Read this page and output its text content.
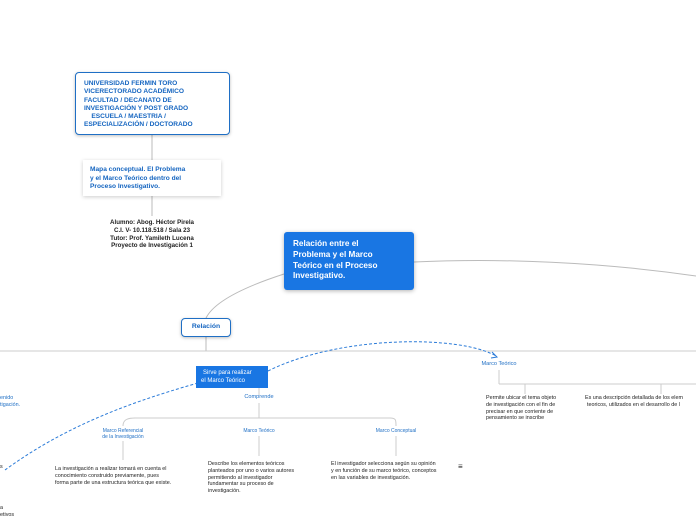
UNIVERSIDAD FERMIN TORO
VICERECTORADO ACADÉMICO
FACULTAD / DECANATO DE
INVESTIGACIÓN Y POST GRADO
ESCUELA / MAESTRIA /
ESPECIALIZACIÓN / DOCTORADO
Mapa conceptual. El Problema
y el Marco Teórico dentro del
Proceso Investigativo.
Alumno: Abog. Héctor Pirela
C.I. V- 10.118.518 / Sala 23
Tutor: Prof. Yamileth Lucena
Proyecto de Investigación 1	Relación entre el
Problema y el Marco
Teórico en el Proceso
Investigativo.
Relación
Sirve para realizar
el Marco Teórico
Marco Teórico
Permite ubicar el tema objeto
de investigación con el fin de
precisar en que corriente de
pensamiento se inscribe
Es una descripción detallada de los elem
teoricos, utilizados en el desarrollo de l
Comprende
Marco Referencial
de la Investigación
Marco Teórico	Marco Conceptual
La investigación a realizar tomará en cuenta el
conocimiento construido previamente, pues
forma parte de una estructura teórica que existe.
Describe los elementos teóricos
planteados por uno o varios autores
permitiendo al investigador
fundamentar su proceso de
investigación.
El investigador selecciona según su opinión
y en función de su marco teórico, conceptos
en las variables de investigación.
≡
enido
tigación.
s
a
etivos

::::

Given exercise: Give the data above again in full and unchanged, skipping the pictures.

Exercise answer:
Read this page and output its text content.
UNIVERSIDAD FERMIN TORO
VICERECTORADO ACADÉMICO
FACULTAD / DECANATO DE
INVESTIGACIÓN Y POST GRADO
ESCUELA / MAESTRIA /
ESPECIALIZACIÓN / DOCTORADO
Mapa conceptual. El Problema
y el Marco Teórico dentro del
Proceso Investigativo.
Alumno: Abog. Héctor Pirela
C.I. V- 10.118.518 / Sala 23
Tutor: Prof. Yamileth Lucena
Proyecto de Investigación 1	Relación entre el
Problema y el Marco
Teórico en el Proceso
Investigativo.
Relación
Sirve para realizar
el Marco Teórico
Marco Teórico
Permite ubicar el tema objeto
de investigación con el fin de
precisar en que corriente de
pensamiento se inscribe
Es una descripción detallada de los elem
teoricos, utilizados en el desarrollo de l
Comprende
Marco Referencial
de la Investigación
Marco Teórico	Marco Conceptual
La investigación a realizar tomará en cuenta el
conocimiento construido previamente, pues
forma parte de una estructura teórica que existe.
Describe los elementos teóricos
planteados por uno o varios autores
permitiendo al investigador
fundamentar su proceso de
investigación.
El investigador selecciona según su opinión
y en función de su marco teórico, conceptos
en las variables de investigación.
≡
enido
tigación.
s
a
etivos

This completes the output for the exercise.